[Work required]:
Where a line holds "action", copy it.

------ Dataset excerpts ------

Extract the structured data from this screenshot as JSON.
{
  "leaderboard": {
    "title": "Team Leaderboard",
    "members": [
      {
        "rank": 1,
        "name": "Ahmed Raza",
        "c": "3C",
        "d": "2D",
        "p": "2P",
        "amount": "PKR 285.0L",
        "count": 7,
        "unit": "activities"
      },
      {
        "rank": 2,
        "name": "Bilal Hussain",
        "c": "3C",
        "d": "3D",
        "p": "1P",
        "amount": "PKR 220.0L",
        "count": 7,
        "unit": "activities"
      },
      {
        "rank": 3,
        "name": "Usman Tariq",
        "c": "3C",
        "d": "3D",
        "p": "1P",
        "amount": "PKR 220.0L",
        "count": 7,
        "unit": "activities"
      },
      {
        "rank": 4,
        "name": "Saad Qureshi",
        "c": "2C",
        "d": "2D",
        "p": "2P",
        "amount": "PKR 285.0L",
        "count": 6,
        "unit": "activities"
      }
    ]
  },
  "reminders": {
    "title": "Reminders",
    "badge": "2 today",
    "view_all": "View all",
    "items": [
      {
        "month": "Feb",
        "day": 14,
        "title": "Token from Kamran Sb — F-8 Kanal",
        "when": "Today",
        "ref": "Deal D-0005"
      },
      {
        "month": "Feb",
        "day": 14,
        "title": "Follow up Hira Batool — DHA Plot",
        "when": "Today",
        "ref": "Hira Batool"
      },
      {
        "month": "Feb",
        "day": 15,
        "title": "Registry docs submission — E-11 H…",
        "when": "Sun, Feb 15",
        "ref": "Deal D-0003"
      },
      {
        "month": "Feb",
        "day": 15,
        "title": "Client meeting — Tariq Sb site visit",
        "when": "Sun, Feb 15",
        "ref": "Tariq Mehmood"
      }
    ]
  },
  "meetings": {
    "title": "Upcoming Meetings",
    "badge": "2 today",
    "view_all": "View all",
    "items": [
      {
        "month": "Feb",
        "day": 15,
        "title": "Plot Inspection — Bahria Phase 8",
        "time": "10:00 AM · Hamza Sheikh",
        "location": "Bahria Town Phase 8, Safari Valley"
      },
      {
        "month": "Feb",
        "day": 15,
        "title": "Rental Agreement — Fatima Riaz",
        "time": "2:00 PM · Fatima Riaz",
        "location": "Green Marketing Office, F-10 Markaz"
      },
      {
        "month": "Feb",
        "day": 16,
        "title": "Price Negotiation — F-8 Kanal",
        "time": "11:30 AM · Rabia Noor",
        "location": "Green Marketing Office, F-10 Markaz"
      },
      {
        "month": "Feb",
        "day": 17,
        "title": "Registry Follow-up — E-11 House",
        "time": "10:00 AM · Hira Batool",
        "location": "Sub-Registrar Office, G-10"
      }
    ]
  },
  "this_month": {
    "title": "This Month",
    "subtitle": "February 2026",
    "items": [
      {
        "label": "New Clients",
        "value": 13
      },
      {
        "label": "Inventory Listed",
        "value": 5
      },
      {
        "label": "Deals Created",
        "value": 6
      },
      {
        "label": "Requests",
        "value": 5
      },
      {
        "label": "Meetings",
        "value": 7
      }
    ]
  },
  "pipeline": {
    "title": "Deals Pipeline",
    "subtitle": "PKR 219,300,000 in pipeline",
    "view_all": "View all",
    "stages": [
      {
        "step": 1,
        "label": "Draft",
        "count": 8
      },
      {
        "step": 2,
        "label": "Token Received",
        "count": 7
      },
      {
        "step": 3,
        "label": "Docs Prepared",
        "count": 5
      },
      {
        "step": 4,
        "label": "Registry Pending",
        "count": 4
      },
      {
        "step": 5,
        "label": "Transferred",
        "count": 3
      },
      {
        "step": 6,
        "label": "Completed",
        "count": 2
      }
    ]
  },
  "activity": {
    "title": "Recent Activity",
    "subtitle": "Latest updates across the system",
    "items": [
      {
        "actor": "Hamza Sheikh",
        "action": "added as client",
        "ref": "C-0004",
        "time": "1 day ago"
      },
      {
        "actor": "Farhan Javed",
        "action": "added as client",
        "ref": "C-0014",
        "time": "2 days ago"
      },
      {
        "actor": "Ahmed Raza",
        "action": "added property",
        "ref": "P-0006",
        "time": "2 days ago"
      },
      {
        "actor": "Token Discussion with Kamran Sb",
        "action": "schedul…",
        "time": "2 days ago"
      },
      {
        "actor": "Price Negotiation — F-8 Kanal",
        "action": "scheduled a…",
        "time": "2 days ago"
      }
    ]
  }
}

------

[The response]:
        "action": "added as client",
        "action": "added as client",
        "action": "added property",
        "action": "schedul…",
        "action": "scheduled a…",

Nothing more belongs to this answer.